**抜粋した本文:**

__________________________________________________

独立なガウス分布\(N(\mu_i,\sigma_i^2)\)に従う誤差\(\epsilon_i\)を含む回帰モデル\(y_i=\beta x_i+\alpha+\epsilon_i\)が\(n\)個の同時確率を考える
準備
\begin{eqnarray}
\bar{x}&=&\frac{1}{n}\sum_{i=1}^n x_i
\\\bar{y}&=&\frac{1}{n}\sum_{i=1}^n y_i
\\\sum_{i=1}^n\left(x_i-\bar{x}\right)\left(y_i-\bar{y}\right)
&=&\sum_{i=1}^n\left(x_iy_i-x_i\bar{y}-\bar{x}y_i+\bar{x}\bar{y}\right)
\\&=&\sum_{i=1}^nx_iy_i-\bar{y}\sum_{i=1}^nx_i-\bar{x}\sum_{i=1}^ny_i+\bar{x}\bar{y}\sum_{i=1}^n1
\\&=&\sum_{i=1}^nx_iy_i-\bar{y}n\bar{x}-\bar{x}n\bar{y}+\bar{x}\bar{y}n
\\&=&\sum_{i=1}^nx_iy_i-2n\bar{x}\bar{y}+n\bar{x}\bar{y}
\\&=&\sum_{i=1}^nx_iy_i-n\bar{x}\bar{y}\;\cdots\;\href{https://shikitenkai.blogspot.com/2020/10/sxy.html}{S_{xy}の式展開}
\\\sum_{i=1}^n(x_i-\bar{x})^2
&=&\sum_{i=1}^n(x_i^2-2x_i\bar{x}+\bar{x}^2)
\\&=&\sum_{i=1}^nx_i^2-2\bar{x}\sum_{i=1}^nx_i+\bar{x}^2\sum_{i=1}^n1
\\&=&\sum_{i=1}^nx_i^2-2\bar{x}n\bar{x}+\bar{x}^2n
\\&=&\sum_{i=1}^nx_i^2-2n\bar{x}^2+n\bar{x}^2
\\&=&\sum_{i=1}^nx_i^2-n\bar{x}^2\;\cdots\;\href{https://shikitenkai.blogspot.com/2020/10/sxx.html}{S_{xx}の式展開}
\end{eqnarray}
同時確率を考える
\begin{eqnarray}
p(\epsilon_1,\epsilon_2,\cdots,\epsilon_n)
&=&\frac{1}{\sqrt{2\pi{\sigma_1}^2}}e^{-\frac{\left(\epsilon_1-\mu_1\right)^2}{2{\sigma_1}^2}}
\times\frac{1}{\sqrt{2\pi{\sigma_2}^2}}e^{-\frac{\left(\epsilon_2-\mu_2\right)^2}{2{\sigma_2}^2}}
\times\cdots\times\frac{1}{\sqrt{2\pi{\sigma_n}^2}}e^{-\frac{\left(\epsilon_n-\mu_n\right)^2}{2{\sigma_n}^2}}
\\&=&\left(\prod_{i=1}^n{\frac{1}{\sqrt{2\pi{\sigma_i}^2}}}\right)

__________________________________________________

[データセットの項目]
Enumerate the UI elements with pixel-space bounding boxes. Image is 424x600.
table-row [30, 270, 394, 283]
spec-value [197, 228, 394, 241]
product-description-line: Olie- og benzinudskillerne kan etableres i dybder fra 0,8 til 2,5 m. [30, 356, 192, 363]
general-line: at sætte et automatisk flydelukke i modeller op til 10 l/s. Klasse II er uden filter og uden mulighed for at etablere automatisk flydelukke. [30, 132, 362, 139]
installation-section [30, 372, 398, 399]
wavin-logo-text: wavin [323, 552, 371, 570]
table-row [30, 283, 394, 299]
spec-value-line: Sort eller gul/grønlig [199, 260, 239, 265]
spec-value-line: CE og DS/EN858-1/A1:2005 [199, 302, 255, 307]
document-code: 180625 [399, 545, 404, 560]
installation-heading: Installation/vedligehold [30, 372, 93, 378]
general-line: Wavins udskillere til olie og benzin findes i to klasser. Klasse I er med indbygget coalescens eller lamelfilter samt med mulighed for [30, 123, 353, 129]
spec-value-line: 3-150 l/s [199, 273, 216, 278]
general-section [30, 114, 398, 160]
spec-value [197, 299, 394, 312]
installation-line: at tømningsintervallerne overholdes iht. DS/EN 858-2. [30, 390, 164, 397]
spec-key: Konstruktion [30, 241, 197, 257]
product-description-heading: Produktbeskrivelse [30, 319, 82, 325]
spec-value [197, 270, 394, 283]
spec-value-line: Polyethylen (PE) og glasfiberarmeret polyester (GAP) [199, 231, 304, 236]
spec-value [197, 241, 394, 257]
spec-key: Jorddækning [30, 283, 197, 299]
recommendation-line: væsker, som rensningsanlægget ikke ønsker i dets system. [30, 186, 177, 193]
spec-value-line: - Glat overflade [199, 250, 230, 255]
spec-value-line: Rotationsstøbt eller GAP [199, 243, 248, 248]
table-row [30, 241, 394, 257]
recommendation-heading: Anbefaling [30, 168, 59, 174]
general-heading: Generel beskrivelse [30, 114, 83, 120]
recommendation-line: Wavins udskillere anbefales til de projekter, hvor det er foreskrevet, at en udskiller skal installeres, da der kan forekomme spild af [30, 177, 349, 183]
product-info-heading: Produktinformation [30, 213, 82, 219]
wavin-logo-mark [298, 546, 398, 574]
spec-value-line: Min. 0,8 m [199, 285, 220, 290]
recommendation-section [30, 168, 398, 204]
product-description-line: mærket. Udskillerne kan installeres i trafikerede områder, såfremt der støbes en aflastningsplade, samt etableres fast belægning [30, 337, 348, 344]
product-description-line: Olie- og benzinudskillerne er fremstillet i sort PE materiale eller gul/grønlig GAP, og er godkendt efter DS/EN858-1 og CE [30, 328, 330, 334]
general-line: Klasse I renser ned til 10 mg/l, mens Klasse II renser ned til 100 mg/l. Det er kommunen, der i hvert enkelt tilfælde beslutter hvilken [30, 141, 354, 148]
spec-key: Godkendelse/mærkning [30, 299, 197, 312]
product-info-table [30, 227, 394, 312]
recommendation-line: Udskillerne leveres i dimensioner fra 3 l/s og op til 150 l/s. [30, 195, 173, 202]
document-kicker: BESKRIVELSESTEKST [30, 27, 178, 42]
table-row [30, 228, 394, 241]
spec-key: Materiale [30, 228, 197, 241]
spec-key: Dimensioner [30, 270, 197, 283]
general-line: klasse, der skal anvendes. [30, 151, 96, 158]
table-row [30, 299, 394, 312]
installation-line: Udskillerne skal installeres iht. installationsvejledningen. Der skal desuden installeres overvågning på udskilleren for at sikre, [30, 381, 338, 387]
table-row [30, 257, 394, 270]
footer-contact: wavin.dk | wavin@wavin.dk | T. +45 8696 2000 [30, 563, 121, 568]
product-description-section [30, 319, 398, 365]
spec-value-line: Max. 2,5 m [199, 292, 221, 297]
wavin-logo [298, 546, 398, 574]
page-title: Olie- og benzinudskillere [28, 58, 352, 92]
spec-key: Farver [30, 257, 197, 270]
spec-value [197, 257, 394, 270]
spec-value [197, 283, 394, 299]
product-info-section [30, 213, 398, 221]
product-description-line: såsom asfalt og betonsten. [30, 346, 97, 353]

__________________________________________________

**取り組む課題:**
**a.** 回帰モデルを扱う本文の「準備」の数式で、左辺に置かれている量をすべて挙げなさい。
**b.** 項目の最初の行から「spec-value [197, 270, 394, 283]」を含む行までを、両端の行も含めて一字一句そのまま書き写しなさい。

**各課題の解答:**
**a.**
- \(\bar{x}\)
- \(\bar{y}\)
- \(\sum_{i=1}^n\left(x_i-\bar{x}\right)\left(y_i-\bar{y}\right)\)
- \(\sum_{i=1}^n(x_i-\bar{x})^2\)

**b.**
Enumerate the UI elements with pixel-space bounding boxes. Image is 424x600.
table-row [30, 270, 394, 283]
spec-value [197, 228, 394, 241]
product-description-line: Olie- og benzinudskillerne kan etableres i dybder fra 0,8 til 2,5 m. [30, 356, 192, 363]
general-line: at sætte et automatisk flydelukke i modeller op til 10 l/s. Klasse II er uden filter og uden mulighed for at etablere automatisk flydelukke. [30, 132, 362, 139]
installation-section [30, 372, 398, 399]
wavin-logo-text: wavin [323, 552, 371, 570]
table-row [30, 283, 394, 299]
spec-value-line: Sort eller gul/grønlig [199, 260, 239, 265]
spec-value-line: CE og DS/EN858-1/A1:2005 [199, 302, 255, 307]
document-code: 180625 [399, 545, 404, 560]
installation-heading: Installation/vedligehold [30, 372, 93, 378]
general-line: Wavins udskillere til olie og benzin findes i to klasser. Klasse I er med indbygget coalescens eller lamelfilter samt med mulighed for [30, 123, 353, 129]
spec-value-line: 3-150 l/s [199, 273, 216, 278]
general-section [30, 114, 398, 160]
spec-value [197, 299, 394, 312]
installation-line: at tømningsintervallerne overholdes iht. DS/EN 858-2. [30, 390, 164, 397]
spec-key: Konstruktion [30, 241, 197, 257]
product-description-heading: Produktbeskrivelse [30, 319, 82, 325]
spec-value [197, 270, 394, 283]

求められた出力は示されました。